Select and reproduce each line of the listing below that bears the string "Alternate".

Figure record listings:
>> begin

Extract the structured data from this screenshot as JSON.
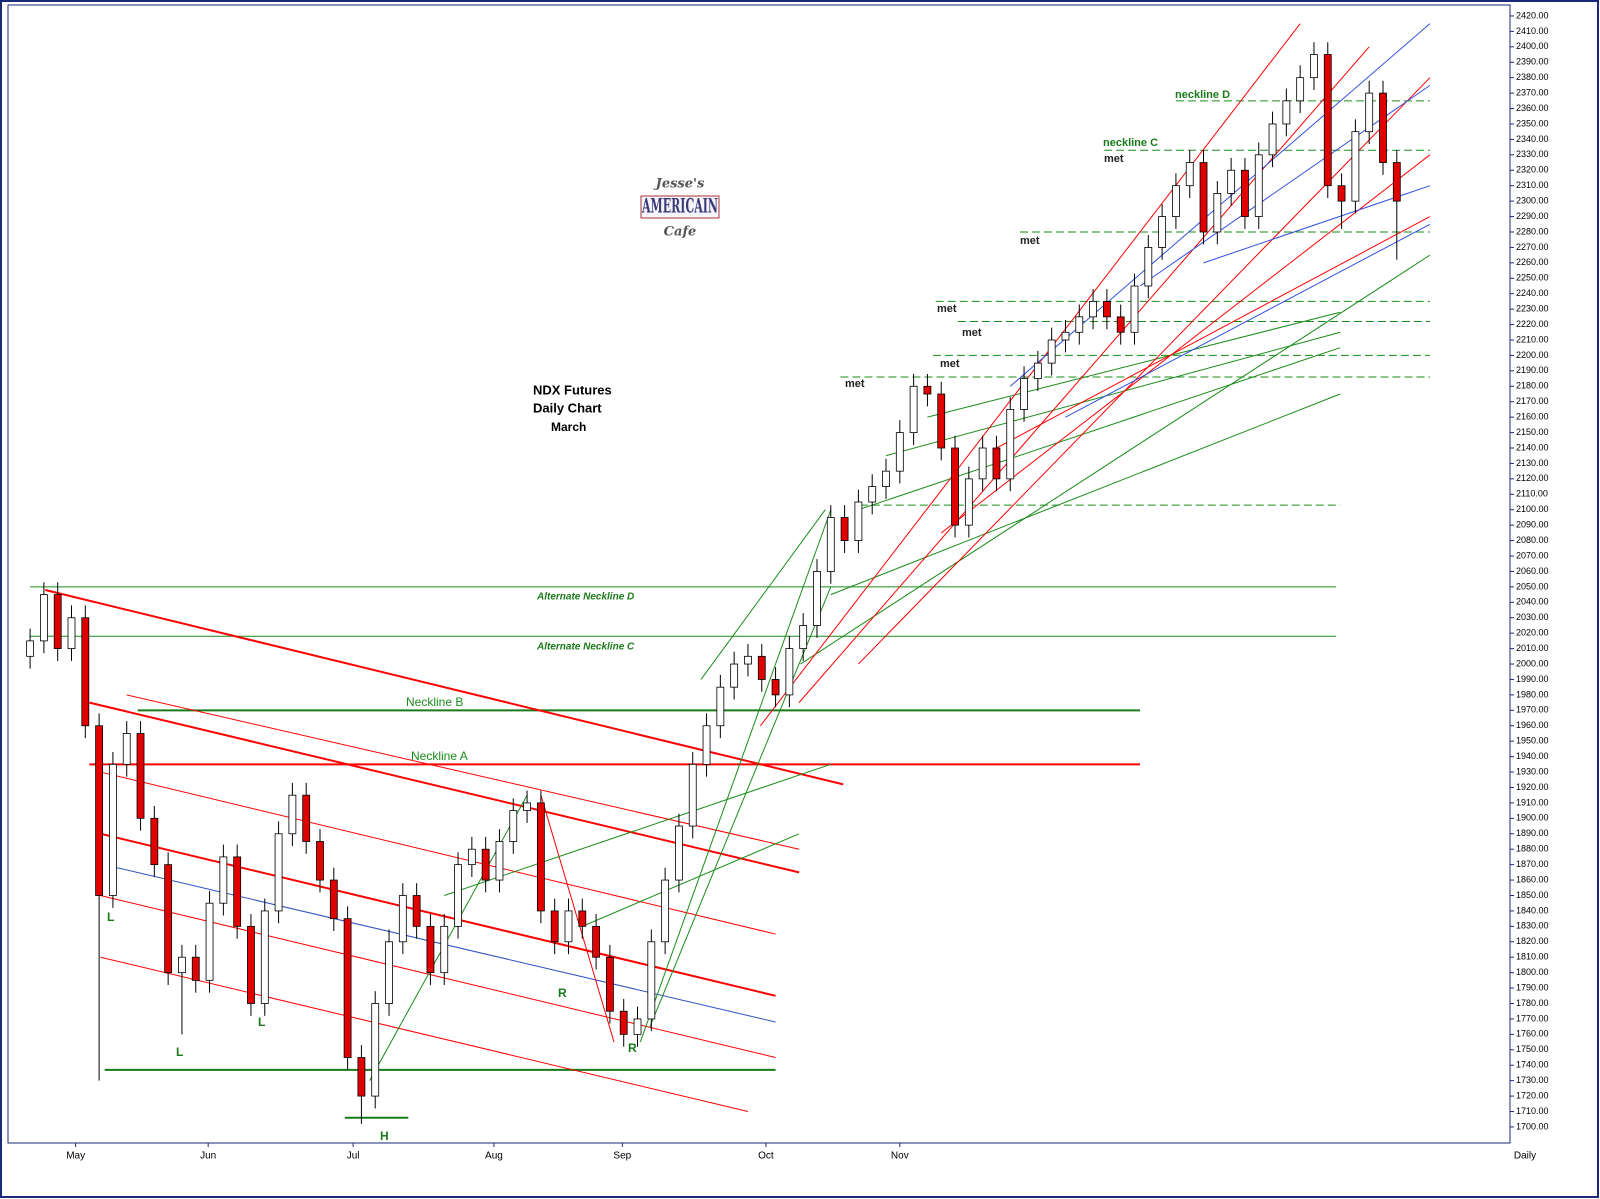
{
  "chart_data": {
    "type": "candlestick",
    "period": "Daily",
    "up_color": "#ffffff",
    "down_color": "#e00000",
    "categories": [
      null,
      null,
      null,
      null,
      null,
      null,
      null,
      null,
      null,
      null,
      null,
      null,
      null,
      null,
      null,
      null,
      null,
      null,
      null,
      null,
      null,
      null,
      null,
      null,
      null,
      null,
      null,
      null,
      null,
      null,
      null,
      null,
      null,
      null,
      null,
      null,
      null,
      null,
      null,
      null,
      null,
      null,
      null,
      null,
      null,
      null,
      null,
      null,
      null,
      null,
      null,
      null,
      null,
      null,
      null,
      null,
      null,
      null,
      null,
      null,
      null,
      null,
      null,
      null,
      null,
      null,
      null,
      null,
      null,
      null,
      null,
      null,
      null,
      null,
      null,
      null,
      null,
      null,
      null,
      null,
      null,
      null,
      null,
      null,
      null,
      null,
      null,
      null,
      null,
      null,
      null,
      null,
      null,
      null,
      null,
      null,
      null,
      null,
      null,
      null
    ],
    "open": [
      2005,
      2015,
      2045,
      2010,
      2030,
      1960,
      1850,
      1935,
      1955,
      1900,
      1870,
      1800,
      1810,
      1795,
      1845,
      1875,
      1830,
      1780,
      1840,
      1890,
      1915,
      1885,
      1860,
      1835,
      1745,
      1720,
      1780,
      1820,
      1850,
      1830,
      1800,
      1830,
      1870,
      1880,
      1860,
      1885,
      1905,
      1910,
      1840,
      1820,
      1840,
      1830,
      1810,
      1775,
      1760,
      1770,
      1820,
      1860,
      1895,
      1935,
      1960,
      1985,
      2000,
      2005,
      1990,
      1980,
      2010,
      2025,
      2060,
      2095,
      2080,
      2105,
      2115,
      2125,
      2150,
      2180,
      2175,
      2140,
      2090,
      2120,
      2140,
      2120,
      2165,
      2185,
      2195,
      2210,
      2215,
      2225,
      2235,
      2225,
      2215,
      2245,
      2270,
      2290,
      2310,
      2325,
      2280,
      2305,
      2320,
      2290,
      2330,
      2350,
      2365,
      2380,
      2395,
      2310,
      2300,
      2345,
      2370,
      2325
    ],
    "high": [
      2023,
      2053,
      2053,
      2038,
      2038,
      1968,
      1943,
      1963,
      1963,
      1908,
      1878,
      1818,
      1818,
      1853,
      1883,
      1883,
      1838,
      1848,
      1898,
      1923,
      1923,
      1893,
      1868,
      1843,
      1753,
      1788,
      1828,
      1858,
      1858,
      1838,
      1838,
      1878,
      1888,
      1888,
      1893,
      1913,
      1918,
      1918,
      1848,
      1848,
      1848,
      1838,
      1818,
      1783,
      1778,
      1828,
      1868,
      1903,
      1943,
      1968,
      1993,
      2008,
      2013,
      2013,
      1998,
      2018,
      2033,
      2068,
      2103,
      2103,
      2113,
      2123,
      2133,
      2158,
      2188,
      2188,
      2183,
      2148,
      2128,
      2148,
      2148,
      2173,
      2193,
      2203,
      2218,
      2223,
      2233,
      2243,
      2243,
      2233,
      2253,
      2278,
      2298,
      2318,
      2333,
      2333,
      2313,
      2328,
      2328,
      2338,
      2358,
      2373,
      2388,
      2403,
      2403,
      2318,
      2353,
      2378,
      2378,
      2333
    ],
    "low": [
      1997,
      2007,
      2002,
      2002,
      1952,
      1730,
      1842,
      1927,
      1892,
      1862,
      1792,
      1760,
      1787,
      1787,
      1837,
      1822,
      1772,
      1772,
      1832,
      1882,
      1877,
      1852,
      1827,
      1737,
      1702,
      1712,
      1772,
      1812,
      1822,
      1792,
      1792,
      1822,
      1862,
      1852,
      1852,
      1877,
      1897,
      1832,
      1812,
      1812,
      1822,
      1802,
      1767,
      1752,
      1752,
      1762,
      1812,
      1852,
      1887,
      1927,
      1952,
      1977,
      1992,
      1982,
      1972,
      1972,
      2002,
      2017,
      2052,
      2072,
      2072,
      2097,
      2107,
      2117,
      2142,
      2167,
      2132,
      2082,
      2082,
      2112,
      2112,
      2112,
      2157,
      2177,
      2187,
      2202,
      2207,
      2217,
      2217,
      2207,
      2207,
      2237,
      2262,
      2282,
      2302,
      2272,
      2272,
      2297,
      2282,
      2282,
      2322,
      2342,
      2357,
      2372,
      2302,
      2282,
      2292,
      2337,
      2317,
      2262
    ],
    "close": [
      2015,
      2045,
      2010,
      2030,
      1960,
      1850,
      1935,
      1955,
      1900,
      1870,
      1800,
      1810,
      1795,
      1845,
      1875,
      1830,
      1780,
      1840,
      1890,
      1915,
      1885,
      1860,
      1835,
      1745,
      1720,
      1780,
      1820,
      1850,
      1830,
      1800,
      1830,
      1870,
      1880,
      1860,
      1885,
      1905,
      1910,
      1840,
      1820,
      1840,
      1830,
      1810,
      1775,
      1760,
      1770,
      1820,
      1860,
      1895,
      1935,
      1960,
      1985,
      2000,
      2005,
      1990,
      1980,
      2010,
      2025,
      2060,
      2095,
      2080,
      2105,
      2115,
      2125,
      2150,
      2180,
      2175,
      2140,
      2090,
      2120,
      2140,
      2120,
      2165,
      2185,
      2195,
      2210,
      2215,
      2225,
      2235,
      2225,
      2215,
      2245,
      2270,
      2290,
      2310,
      2325,
      2280,
      2305,
      2320,
      2290,
      2330,
      2350,
      2365,
      2380,
      2395,
      2310,
      2300,
      2345,
      2370,
      2325,
      2300
    ],
    "xlim": [
      -1.6,
      107.2
    ],
    "xticks": [
      {
        "value": 3.3,
        "label": "May"
      },
      {
        "value": 12.9,
        "label": "Jun"
      },
      {
        "value": 23.4,
        "label": "Jul"
      },
      {
        "value": 33.6,
        "label": "Aug"
      },
      {
        "value": 42.9,
        "label": "Sep"
      },
      {
        "value": 53.3,
        "label": "Oct"
      },
      {
        "value": 63,
        "label": "Nov"
      }
    ],
    "ylim": [
      1689.6,
      2427.1
    ],
    "yticks": [
      {
        "value": 1700,
        "label": "1700.00"
      },
      {
        "value": 1710,
        "label": "1710.00"
      },
      {
        "value": 1720,
        "label": "1720.00"
      },
      {
        "value": 1730,
        "label": "1730.00"
      },
      {
        "value": 1740,
        "label": "1740.00"
      },
      {
        "value": 1750,
        "label": "1750.00"
      },
      {
        "value": 1760,
        "label": "1760.00"
      },
      {
        "value": 1770,
        "label": "1770.00"
      },
      {
        "value": 1780,
        "label": "1780.00"
      },
      {
        "value": 1790,
        "label": "1790.00"
      },
      {
        "value": 1800,
        "label": "1800.00"
      },
      {
        "value": 1810,
        "label": "1810.00"
      },
      {
        "value": 1820,
        "label": "1820.00"
      },
      {
        "value": 1830,
        "label": "1830.00"
      },
      {
        "value": 1840,
        "label": "1840.00"
      },
      {
        "value": 1850,
        "label": "1850.00"
      },
      {
        "value": 1860,
        "label": "1860.00"
      },
      {
        "value": 1870,
        "label": "1870.00"
      },
      {
        "value": 1880,
        "label": "1880.00"
      },
      {
        "value": 1890,
        "label": "1890.00"
      },
      {
        "value": 1900,
        "label": "1900.00"
      },
      {
        "value": 1910,
        "label": "1910.00"
      },
      {
        "value": 1920,
        "label": "1920.00"
      },
      {
        "value": 1930,
        "label": "1930.00"
      },
      {
        "value": 1940,
        "label": "1940.00"
      },
      {
        "value": 1950,
        "label": "1950.00"
      },
      {
        "value": 1960,
        "label": "1960.00"
      },
      {
        "value": 1970,
        "label": "1970.00"
      },
      {
        "value": 1980,
        "label": "1980.00"
      },
      {
        "value": 1990,
        "label": "1990.00"
      },
      {
        "value": 2000,
        "label": "2000.00"
      },
      {
        "value": 2010,
        "label": "2010.00"
      },
      {
        "value": 2020,
        "label": "2020.00"
      },
      {
        "value": 2030,
        "label": "2030.00"
      },
      {
        "value": 2040,
        "label": "2040.00"
      },
      {
        "value": 2050,
        "label": "2050.00"
      },
      {
        "value": 2060,
        "label": "2060.00"
      },
      {
        "value": 2070,
        "label": "2070.00"
      },
      {
        "value": 2080,
        "label": "2080.00"
      },
      {
        "value": 2090,
        "label": "2090.00"
      },
      {
        "value": 2100,
        "label": "2100.00"
      },
      {
        "value": 2110,
        "label": "2110.00"
      },
      {
        "value": 2120,
        "label": "2120.00"
      },
      {
        "value": 2130,
        "label": "2130.00"
      },
      {
        "value": 2140,
        "label": "2140.00"
      },
      {
        "value": 2150,
        "label": "2150.00"
      },
      {
        "value": 2160,
        "label": "2160.00"
      },
      {
        "value": 2170,
        "label": "2170.00"
      },
      {
        "value": 2180,
        "label": "2180.00"
      },
      {
        "value": 2190,
        "label": "2190.00"
      },
      {
        "value": 2200,
        "label": "2200.00"
      },
      {
        "value": 2210,
        "label": "2210.00"
      },
      {
        "value": 2220,
        "label": "2220.00"
      },
      {
        "value": 2230,
        "label": "2230.00"
      },
      {
        "value": 2240,
        "label": "2240.00"
      },
      {
        "value": 2250,
        "label": "2250.00"
      },
      {
        "value": 2260,
        "label": "2260.00"
      },
      {
        "value": 2270,
        "label": "2270.00"
      },
      {
        "value": 2280,
        "label": "2280.00"
      },
      {
        "value": 2290,
        "label": "2290.00"
      },
      {
        "value": 2300,
        "label": "2300.00"
      },
      {
        "value": 2310,
        "label": "2310.00"
      },
      {
        "value": 2320,
        "label": "2320.00"
      },
      {
        "value": 2330,
        "label": "2330.00"
      },
      {
        "value": 2340,
        "label": "2340.00"
      },
      {
        "value": 2350,
        "label": "2350.00"
      },
      {
        "value": 2360,
        "label": "2360.00"
      },
      {
        "value": 2370,
        "label": "2370.00"
      },
      {
        "value": 2380,
        "label": "2380.00"
      },
      {
        "value": 2390,
        "label": "2390.00"
      },
      {
        "value": 2400,
        "label": "2400.00"
      },
      {
        "value": 2410,
        "label": "2410.00"
      },
      {
        "value": 2420,
        "label": "2420.00"
      }
    ],
    "levels": [
      {
        "y": 2050,
        "x": [
          0,
          94.6
        ],
        "color": "#1a8c1a",
        "width": 1,
        "dash": false
      },
      {
        "y": 2018,
        "x": [
          0,
          94.6
        ],
        "color": "#1a8c1a",
        "width": 1,
        "dash": false
      },
      {
        "y": 1970,
        "x": [
          7.8,
          80.4
        ],
        "color": "#1a7a1a",
        "width": 2,
        "dash": false
      },
      {
        "y": 1935,
        "x": [
          4.3,
          80.4
        ],
        "color": "#ff0000",
        "width": 2,
        "dash": false
      },
      {
        "y": 1737,
        "x": [
          5.4,
          54
        ],
        "color": "#1a7a1a",
        "width": 2,
        "dash": false
      },
      {
        "y": 1706,
        "x": [
          22.8,
          27.4
        ],
        "color": "#1a7a1a",
        "width": 2,
        "dash": false
      },
      {
        "y": 2365,
        "x": [
          83,
          101.4
        ],
        "color": "#1a8c1a",
        "width": 1,
        "dash": true
      },
      {
        "y": 2333,
        "x": [
          77.8,
          101.4
        ],
        "color": "#1a8c1a",
        "width": 1,
        "dash": true
      },
      {
        "y": 2280,
        "x": [
          71.7,
          101.4
        ],
        "color": "#1a8c1a",
        "width": 1,
        "dash": true
      },
      {
        "y": 2235,
        "x": [
          65.6,
          101.4
        ],
        "color": "#1a8c1a",
        "width": 1,
        "dash": true
      },
      {
        "y": 2222,
        "x": [
          67.2,
          101.4
        ],
        "color": "#1a8c1a",
        "width": 1,
        "dash": true
      },
      {
        "y": 2200,
        "x": [
          65.4,
          101.4
        ],
        "color": "#1a8c1a",
        "width": 1,
        "dash": true
      },
      {
        "y": 2186,
        "x": [
          58.7,
          101.4
        ],
        "color": "#1a8c1a",
        "width": 1,
        "dash": true
      },
      {
        "y": 2103,
        "x": [
          60.1,
          94.9
        ],
        "color": "#1a8c1a",
        "width": 1,
        "dash": true
      }
    ],
    "trendlines": [
      {
        "x": [
          1.1,
          58.9
        ],
        "y": [
          2048,
          1922
        ],
        "color": "#ff0000",
        "width": 2
      },
      {
        "x": [
          4.3,
          55.7
        ],
        "y": [
          1975,
          1865
        ],
        "color": "#ff0000",
        "width": 2
      },
      {
        "x": [
          5.1,
          54
        ],
        "y": [
          1930,
          1825
        ],
        "color": "#ff0000",
        "width": 1
      },
      {
        "x": [
          5.1,
          54
        ],
        "y": [
          1890,
          1785
        ],
        "color": "#ff0000",
        "width": 2
      },
      {
        "x": [
          5.1,
          54
        ],
        "y": [
          1850,
          1745
        ],
        "color": "#ff0000",
        "width": 1
      },
      {
        "x": [
          5.1,
          52
        ],
        "y": [
          1810,
          1710
        ],
        "color": "#ff0000",
        "width": 1
      },
      {
        "x": [
          7,
          55.7
        ],
        "y": [
          1980,
          1880
        ],
        "color": "#ff0000",
        "width": 1
      },
      {
        "x": [
          6.3,
          54
        ],
        "y": [
          1868,
          1768
        ],
        "color": "#3050c0",
        "width": 1
      },
      {
        "x": [
          37,
          42.3
        ],
        "y": [
          1915,
          1755
        ],
        "color": "#ff0000",
        "width": 1
      },
      {
        "x": [
          24.6,
          36
        ],
        "y": [
          1730,
          1915
        ],
        "color": "#1a8c1a",
        "width": 1
      },
      {
        "x": [
          44.2,
          58
        ],
        "y": [
          1755,
          2100
        ],
        "color": "#1a8c1a",
        "width": 1
      },
      {
        "x": [
          44.9,
          58
        ],
        "y": [
          1765,
          2050
        ],
        "color": "#1a8c1a",
        "width": 1
      },
      {
        "x": [
          48.6,
          57.6
        ],
        "y": [
          1990,
          2100
        ],
        "color": "#1a8c1a",
        "width": 1
      },
      {
        "x": [
          55.8,
          101.4
        ],
        "y": [
          2000,
          2265
        ],
        "color": "#1a8c1a",
        "width": 1
      },
      {
        "x": [
          58,
          94.9
        ],
        "y": [
          2045,
          2175
        ],
        "color": "#1a8c1a",
        "width": 1
      },
      {
        "x": [
          60,
          94.9
        ],
        "y": [
          2100,
          2205
        ],
        "color": "#1a8c1a",
        "width": 1
      },
      {
        "x": [
          62,
          94.9
        ],
        "y": [
          2135,
          2215
        ],
        "color": "#1a8c1a",
        "width": 1
      },
      {
        "x": [
          65,
          94.9
        ],
        "y": [
          2160,
          2228
        ],
        "color": "#1a8c1a",
        "width": 1
      },
      {
        "x": [
          30,
          58
        ],
        "y": [
          1850,
          1935
        ],
        "color": "#1a8c1a",
        "width": 1
      },
      {
        "x": [
          40,
          55.7
        ],
        "y": [
          1830,
          1890
        ],
        "color": "#1a8c1a",
        "width": 1
      },
      {
        "x": [
          52.9,
          92
        ],
        "y": [
          1960,
          2415
        ],
        "color": "#ff0000",
        "width": 1
      },
      {
        "x": [
          55.7,
          97
        ],
        "y": [
          1975,
          2400
        ],
        "color": "#ff0000",
        "width": 1
      },
      {
        "x": [
          60,
          101.4
        ],
        "y": [
          2000,
          2380
        ],
        "color": "#ff0000",
        "width": 1
      },
      {
        "x": [
          66,
          101.4
        ],
        "y": [
          2085,
          2330
        ],
        "color": "#ff0000",
        "width": 1
      },
      {
        "x": [
          70,
          101.4
        ],
        "y": [
          2140,
          2290
        ],
        "color": "#ff0000",
        "width": 1
      },
      {
        "x": [
          71,
          101.4
        ],
        "y": [
          2180,
          2415
        ],
        "color": "#3050e0",
        "width": 1
      },
      {
        "x": [
          80.4,
          101.4
        ],
        "y": [
          2245,
          2375
        ],
        "color": "#3050e0",
        "width": 1
      },
      {
        "x": [
          85,
          101.4
        ],
        "y": [
          2260,
          2310
        ],
        "color": "#3050e0",
        "width": 1
      },
      {
        "x": [
          75,
          101.4
        ],
        "y": [
          2160,
          2285
        ],
        "color": "#3050e0",
        "width": 1
      }
    ],
    "annotations": [
      "NDX  Futures",
      "Daily Chart",
      "March",
      "Alternate Neckline D",
      "Alternate Neckline C",
      "Neckline B",
      "Neckline A",
      "neckline D",
      "neckline C",
      "met",
      "met",
      "met",
      "met",
      "met",
      "met",
      "L",
      "L",
      "L",
      "H",
      "R",
      "R"
    ],
    "logo": [
      "Jesse's",
      "AMERICAIN",
      "Cafe"
    ]
  }
}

>> end

=== EXERCISE ANSWER ===
      "Alternate Neckline D",
      "Alternate Neckline C",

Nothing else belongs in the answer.